[Directive]: Check each line of the entries below for the string "Journal" and state how many lines have it, with no other text.

[Dataset entries]:
# # # # #

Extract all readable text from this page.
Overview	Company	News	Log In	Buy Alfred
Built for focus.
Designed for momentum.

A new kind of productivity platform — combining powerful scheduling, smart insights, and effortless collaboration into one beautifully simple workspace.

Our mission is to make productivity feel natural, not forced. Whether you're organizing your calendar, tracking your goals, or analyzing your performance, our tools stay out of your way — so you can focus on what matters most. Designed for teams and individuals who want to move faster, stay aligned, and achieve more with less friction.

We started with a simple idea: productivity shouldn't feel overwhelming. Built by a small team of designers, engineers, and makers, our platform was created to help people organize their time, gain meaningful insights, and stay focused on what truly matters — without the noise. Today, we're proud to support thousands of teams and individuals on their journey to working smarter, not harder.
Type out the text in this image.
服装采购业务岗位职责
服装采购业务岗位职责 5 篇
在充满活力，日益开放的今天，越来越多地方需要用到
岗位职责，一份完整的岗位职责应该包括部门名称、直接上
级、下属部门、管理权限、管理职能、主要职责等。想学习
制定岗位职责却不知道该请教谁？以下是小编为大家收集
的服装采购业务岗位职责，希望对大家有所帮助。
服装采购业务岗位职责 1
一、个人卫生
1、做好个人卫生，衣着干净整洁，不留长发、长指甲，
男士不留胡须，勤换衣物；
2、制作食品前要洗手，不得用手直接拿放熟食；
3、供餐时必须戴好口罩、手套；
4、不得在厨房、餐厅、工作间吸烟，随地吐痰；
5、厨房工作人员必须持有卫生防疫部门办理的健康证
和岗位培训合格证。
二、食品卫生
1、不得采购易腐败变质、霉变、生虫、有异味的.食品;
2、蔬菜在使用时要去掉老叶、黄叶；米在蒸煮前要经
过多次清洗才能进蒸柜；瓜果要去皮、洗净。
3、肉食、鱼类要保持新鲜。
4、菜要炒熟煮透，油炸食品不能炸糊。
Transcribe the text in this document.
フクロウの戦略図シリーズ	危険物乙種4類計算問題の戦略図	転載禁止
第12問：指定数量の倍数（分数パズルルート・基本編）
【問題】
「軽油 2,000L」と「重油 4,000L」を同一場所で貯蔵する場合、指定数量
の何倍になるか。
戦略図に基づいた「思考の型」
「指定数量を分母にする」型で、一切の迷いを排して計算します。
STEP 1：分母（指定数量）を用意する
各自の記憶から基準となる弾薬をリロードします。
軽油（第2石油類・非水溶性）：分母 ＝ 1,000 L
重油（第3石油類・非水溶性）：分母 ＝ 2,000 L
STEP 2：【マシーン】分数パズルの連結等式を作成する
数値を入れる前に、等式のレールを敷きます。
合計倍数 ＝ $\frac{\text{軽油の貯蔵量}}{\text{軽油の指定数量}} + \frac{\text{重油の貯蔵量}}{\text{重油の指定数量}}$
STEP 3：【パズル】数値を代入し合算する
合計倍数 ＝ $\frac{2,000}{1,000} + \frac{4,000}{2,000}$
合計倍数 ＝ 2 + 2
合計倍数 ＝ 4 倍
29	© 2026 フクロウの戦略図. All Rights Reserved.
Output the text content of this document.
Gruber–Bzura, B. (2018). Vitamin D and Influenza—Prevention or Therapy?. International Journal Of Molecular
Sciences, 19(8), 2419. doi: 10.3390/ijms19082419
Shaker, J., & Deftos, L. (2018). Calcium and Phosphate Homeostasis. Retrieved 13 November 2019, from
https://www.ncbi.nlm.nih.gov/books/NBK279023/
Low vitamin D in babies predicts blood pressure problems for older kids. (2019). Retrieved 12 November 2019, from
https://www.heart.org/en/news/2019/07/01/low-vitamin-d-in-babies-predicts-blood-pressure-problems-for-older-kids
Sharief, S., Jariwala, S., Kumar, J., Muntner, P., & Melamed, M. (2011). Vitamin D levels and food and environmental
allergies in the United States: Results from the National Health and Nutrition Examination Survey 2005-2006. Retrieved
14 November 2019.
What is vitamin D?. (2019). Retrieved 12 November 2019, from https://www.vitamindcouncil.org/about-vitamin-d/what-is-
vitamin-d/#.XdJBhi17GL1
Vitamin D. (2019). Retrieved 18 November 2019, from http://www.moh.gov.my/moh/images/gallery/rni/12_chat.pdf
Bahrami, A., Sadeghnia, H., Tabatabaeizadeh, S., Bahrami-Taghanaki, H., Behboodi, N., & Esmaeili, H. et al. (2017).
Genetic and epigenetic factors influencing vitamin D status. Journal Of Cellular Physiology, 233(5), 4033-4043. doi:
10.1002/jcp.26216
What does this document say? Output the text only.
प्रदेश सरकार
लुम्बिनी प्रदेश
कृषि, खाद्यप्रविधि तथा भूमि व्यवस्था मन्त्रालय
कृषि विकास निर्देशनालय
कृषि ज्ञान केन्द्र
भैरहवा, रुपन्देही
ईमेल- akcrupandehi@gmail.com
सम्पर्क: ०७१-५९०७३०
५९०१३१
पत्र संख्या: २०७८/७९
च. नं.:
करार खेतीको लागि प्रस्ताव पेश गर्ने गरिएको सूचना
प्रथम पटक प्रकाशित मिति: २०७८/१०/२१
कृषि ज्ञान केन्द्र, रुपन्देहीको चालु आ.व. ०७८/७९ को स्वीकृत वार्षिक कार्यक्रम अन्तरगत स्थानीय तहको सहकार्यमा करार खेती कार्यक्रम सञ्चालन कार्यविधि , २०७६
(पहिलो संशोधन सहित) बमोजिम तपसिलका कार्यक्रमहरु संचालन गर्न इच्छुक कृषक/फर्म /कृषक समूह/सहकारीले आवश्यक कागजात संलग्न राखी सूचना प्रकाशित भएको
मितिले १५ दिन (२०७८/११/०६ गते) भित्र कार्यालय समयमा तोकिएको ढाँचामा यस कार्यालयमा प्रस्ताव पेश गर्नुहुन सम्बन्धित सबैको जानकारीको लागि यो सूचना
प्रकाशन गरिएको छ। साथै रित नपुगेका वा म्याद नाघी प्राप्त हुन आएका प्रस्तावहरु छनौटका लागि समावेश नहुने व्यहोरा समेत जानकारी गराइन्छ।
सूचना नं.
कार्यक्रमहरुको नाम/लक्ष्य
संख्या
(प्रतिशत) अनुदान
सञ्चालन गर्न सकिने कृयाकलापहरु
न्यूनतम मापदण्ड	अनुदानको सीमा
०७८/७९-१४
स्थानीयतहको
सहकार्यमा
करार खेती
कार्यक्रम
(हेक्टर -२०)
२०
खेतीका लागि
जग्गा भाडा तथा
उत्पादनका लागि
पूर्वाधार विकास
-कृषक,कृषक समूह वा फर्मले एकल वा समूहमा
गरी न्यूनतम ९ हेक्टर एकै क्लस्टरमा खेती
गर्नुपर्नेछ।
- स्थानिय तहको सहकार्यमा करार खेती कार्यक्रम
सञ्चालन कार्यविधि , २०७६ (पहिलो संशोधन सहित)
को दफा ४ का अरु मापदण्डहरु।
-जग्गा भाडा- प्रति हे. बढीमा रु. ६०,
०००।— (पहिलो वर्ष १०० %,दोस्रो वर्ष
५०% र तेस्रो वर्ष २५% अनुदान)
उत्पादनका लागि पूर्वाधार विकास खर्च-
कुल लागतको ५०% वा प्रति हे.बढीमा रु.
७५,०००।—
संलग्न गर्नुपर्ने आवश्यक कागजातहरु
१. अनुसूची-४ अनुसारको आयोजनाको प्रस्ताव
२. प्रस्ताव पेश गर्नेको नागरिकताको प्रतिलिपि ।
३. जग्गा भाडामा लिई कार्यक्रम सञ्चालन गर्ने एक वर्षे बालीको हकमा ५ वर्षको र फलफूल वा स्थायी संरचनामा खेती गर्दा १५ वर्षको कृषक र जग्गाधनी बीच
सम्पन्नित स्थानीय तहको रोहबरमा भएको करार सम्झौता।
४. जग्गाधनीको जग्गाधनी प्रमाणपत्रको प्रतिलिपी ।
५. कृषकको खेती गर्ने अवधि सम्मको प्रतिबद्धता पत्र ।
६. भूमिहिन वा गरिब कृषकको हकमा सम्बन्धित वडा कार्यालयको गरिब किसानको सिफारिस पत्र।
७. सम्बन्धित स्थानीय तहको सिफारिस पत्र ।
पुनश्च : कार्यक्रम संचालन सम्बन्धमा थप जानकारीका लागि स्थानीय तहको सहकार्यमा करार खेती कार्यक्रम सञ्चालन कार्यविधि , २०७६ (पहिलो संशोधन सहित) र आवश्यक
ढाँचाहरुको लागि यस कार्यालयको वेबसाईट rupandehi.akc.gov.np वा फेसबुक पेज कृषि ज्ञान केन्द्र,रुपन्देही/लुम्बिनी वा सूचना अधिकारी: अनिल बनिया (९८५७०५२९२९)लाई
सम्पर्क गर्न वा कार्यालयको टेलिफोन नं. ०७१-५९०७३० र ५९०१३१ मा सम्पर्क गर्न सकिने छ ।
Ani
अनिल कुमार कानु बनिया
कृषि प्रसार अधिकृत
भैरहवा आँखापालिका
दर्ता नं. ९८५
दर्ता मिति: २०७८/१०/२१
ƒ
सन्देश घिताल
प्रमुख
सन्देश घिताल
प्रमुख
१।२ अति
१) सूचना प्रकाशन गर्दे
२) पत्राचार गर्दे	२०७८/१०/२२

# # # # #

[Written answer]: 2